## start Text passage

A rescue team begins to look for missing people, believed to be three women, in a collapsed house in Tarumizu, Kagoshima Prefecture, 06 September 2005. Powerful typhoon Nabi hit Japan, leaving at least 13 people dead or missing and injuring 19, as 100,000 people were ordered to flee their homes to escape violent winds and mudslides. AFP photo by Kazuhiro Nogi.
by Kazuhiro Nogi
Kagoshima, Japan (AFP) Sep 06, 2005
A powerful typhoon cut across southern Japan Tuesday, leaving at least 21 dead or missing and injuring 53, as 100,000 people were ordered to shelter from floods and landslides, officials said.

Nearly 900 domestic airline flights were cancelled and Prime Minister Junichiro Koizumi called off campaign stops in western Japan before Sunday's election.

Nabi, packing winds of up to 126 kilometers (78 miles) per hour, headed into the Sea of Japan (East Sea) late Tuesday as it swept over the southern island of Kyushu in a matter of hours, the Meteorological Agency said.

Moving north at just 25 kilometers per hour, the typhoon has swamped the archipelago with as much as 1,300 millimeters (52 inches) of rain since Sunday afternoon.

## end Text passage

- [Challenges]:
1/ Answer these questions using the typhoon article:
(a) About how many domestic airline flights were canceled?
(b) What was the top wind speed of Nabi?
(c) How much rain had the typhoon brought since Sunday afternoon?
2/ Render every line of the records as a JSON list of strings, one string per line, with blank lines skipped. Omit the pictures from your answer.
The typhoon article and the records that follow it are unrelated material.

## start Extracted data

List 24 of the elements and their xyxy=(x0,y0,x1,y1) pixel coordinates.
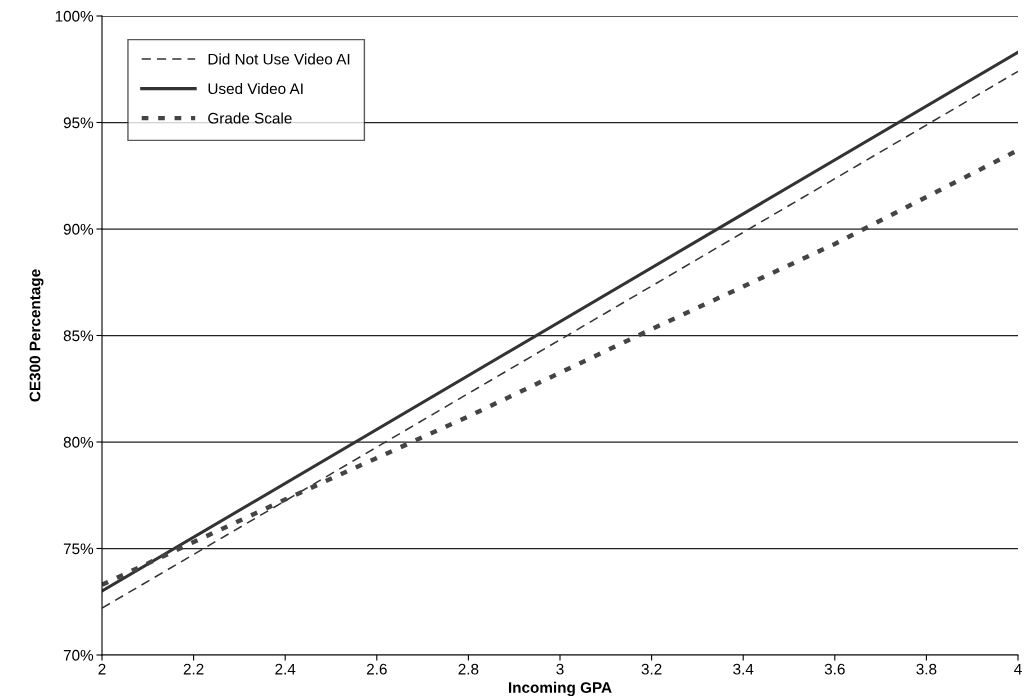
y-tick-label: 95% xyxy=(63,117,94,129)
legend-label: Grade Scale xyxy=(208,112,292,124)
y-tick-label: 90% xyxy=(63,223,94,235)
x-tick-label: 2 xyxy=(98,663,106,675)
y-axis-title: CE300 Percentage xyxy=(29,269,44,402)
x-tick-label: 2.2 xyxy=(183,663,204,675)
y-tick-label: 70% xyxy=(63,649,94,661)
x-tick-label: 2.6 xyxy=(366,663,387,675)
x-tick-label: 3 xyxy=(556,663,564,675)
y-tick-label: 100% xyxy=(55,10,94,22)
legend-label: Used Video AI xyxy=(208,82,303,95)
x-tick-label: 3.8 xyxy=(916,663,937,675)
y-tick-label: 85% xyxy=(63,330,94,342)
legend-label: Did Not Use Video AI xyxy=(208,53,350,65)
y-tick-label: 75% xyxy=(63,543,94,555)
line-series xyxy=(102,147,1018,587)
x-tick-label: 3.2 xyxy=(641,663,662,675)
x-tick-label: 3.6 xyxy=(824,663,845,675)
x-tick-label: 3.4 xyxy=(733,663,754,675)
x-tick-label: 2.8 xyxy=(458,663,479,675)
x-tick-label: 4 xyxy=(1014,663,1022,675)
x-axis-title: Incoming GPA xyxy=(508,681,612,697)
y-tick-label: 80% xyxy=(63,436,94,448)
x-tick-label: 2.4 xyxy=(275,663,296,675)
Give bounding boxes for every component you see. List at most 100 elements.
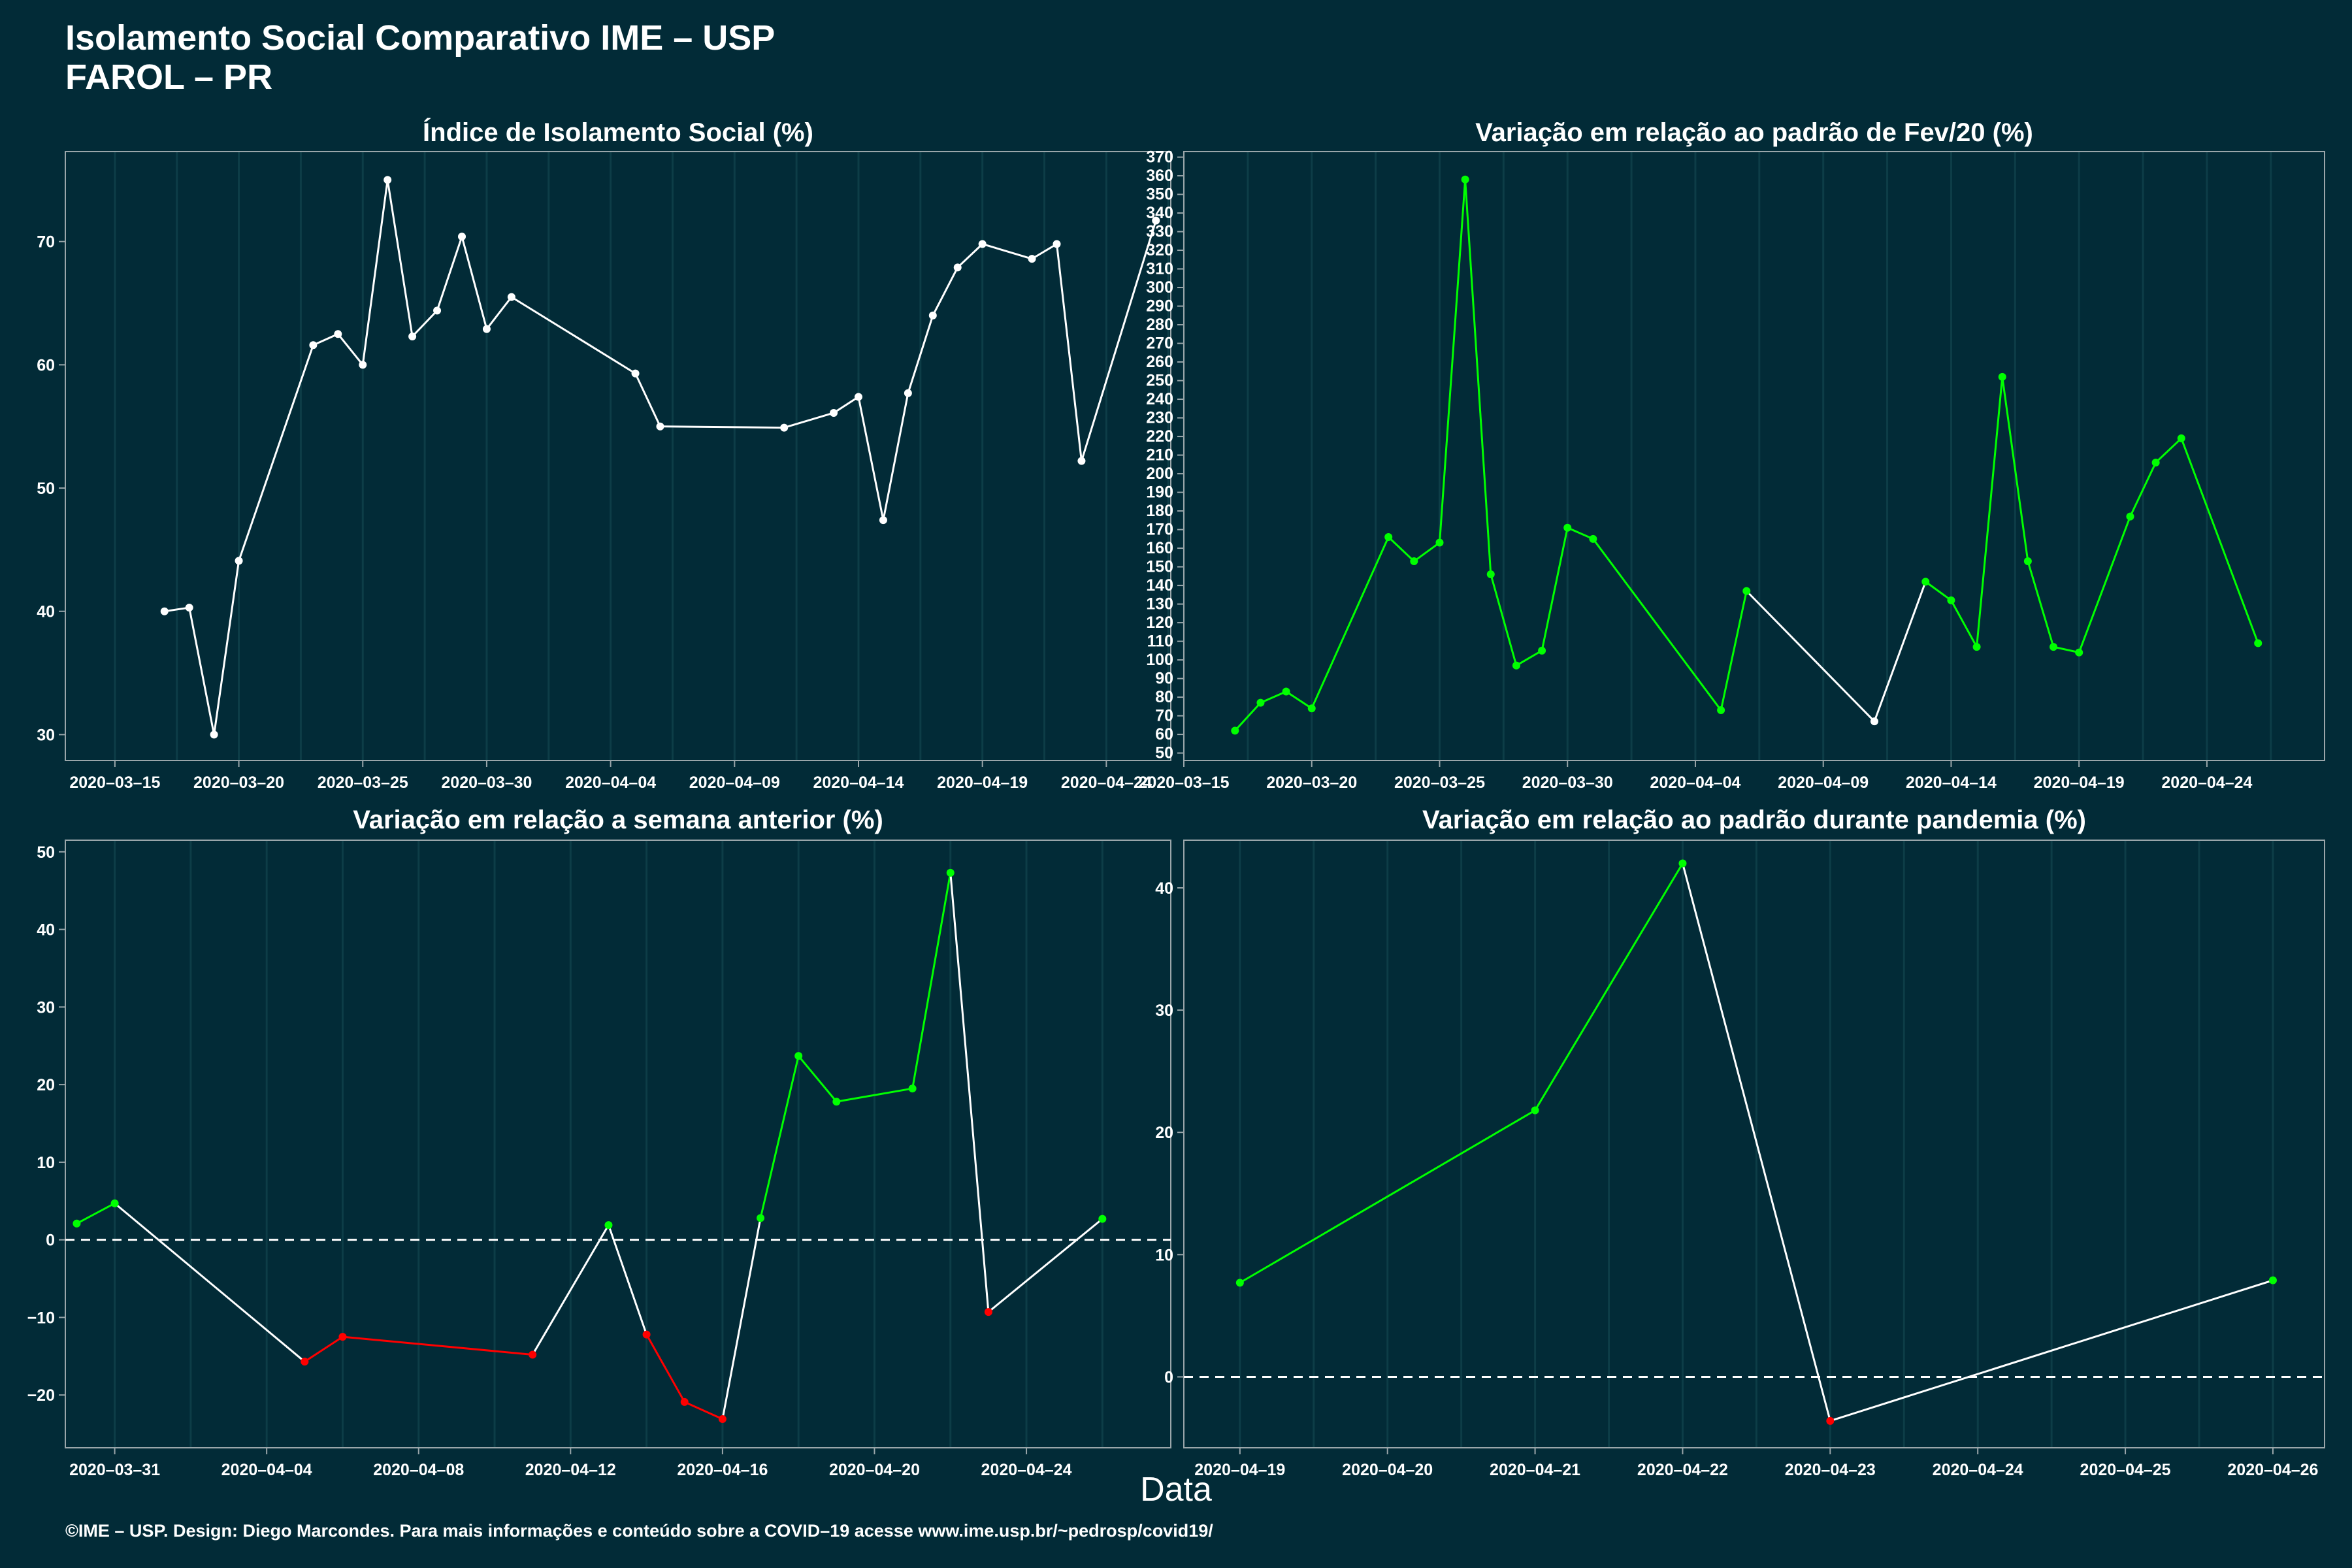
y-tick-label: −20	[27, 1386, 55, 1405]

## end Extracted data

- [Responses to the exercise]:
1/
(a) Nearly 900.
(b) Up to 126 kilometers (78 miles) per hour.
(c) As much as 1,300 millimeters (52 inches).

2/
[
  "List 24 of the elements and their xyxy=(x0,y0,x1,y1) pixel coordinates.",
  "y-tick-label: 95% xyxy=(63,117,94,129)",
  "legend-label: Grade Scale xyxy=(208,112,292,124)",
  "y-tick-label: 90% xyxy=(63,223,94,235)",
  "x-tick-label: 2 xyxy=(98,663,106,675)",
  "y-axis-title: CE300 Percentage xyxy=(29,269,44,402)",
  "x-tick-label: 2.2 xyxy=(183,663,204,675)",
  "y-tick-label: 70% xyxy=(63,649,94,661)",
  "x-tick-label: 2.6 xyxy=(366,663,387,675)",
  "x-tick-label: 3 xyxy=(556,663,564,675)",
  "y-tick-label: 100% xyxy=(55,10,94,22)",
  "legend-label: Used Video AI xyxy=(208,82,303,95)",
  "x-tick-label: 3.8 xyxy=(916,663,937,675)",
  "y-tick-label: 85% xyxy=(63,330,94,342)",
  "legend-label: Did Not Use Video AI xyxy=(208,53,350,65)",
  "y-tick-label: 75% xyxy=(63,543,94,555)",
  "line-series xyxy=(102,147,1018,587)",
  "x-tick-label: 3.2 xyxy=(641,663,662,675)",
  "x-tick-label: 3.6 xyxy=(824,663,845,675)",
  "x-tick-label: 3.4 xyxy=(733,663,754,675)",
  "x-tick-label: 2.8 xyxy=(458,663,479,675)",
  "x-tick-label: 4 xyxy=(1014,663,1022,675)",
  "x-axis-title: Incoming GPA xyxy=(508,681,612,697)",
  "y-tick-label: 80% xyxy=(63,436,94,448)",
  "x-tick-label: 2.4 xyxy=(275,663,296,675)",
  "Give bounding boxes for every component you see. List at most 100 elements.",
  "y-tick-label: −20\t[27, 1386, 55, 1405]"
]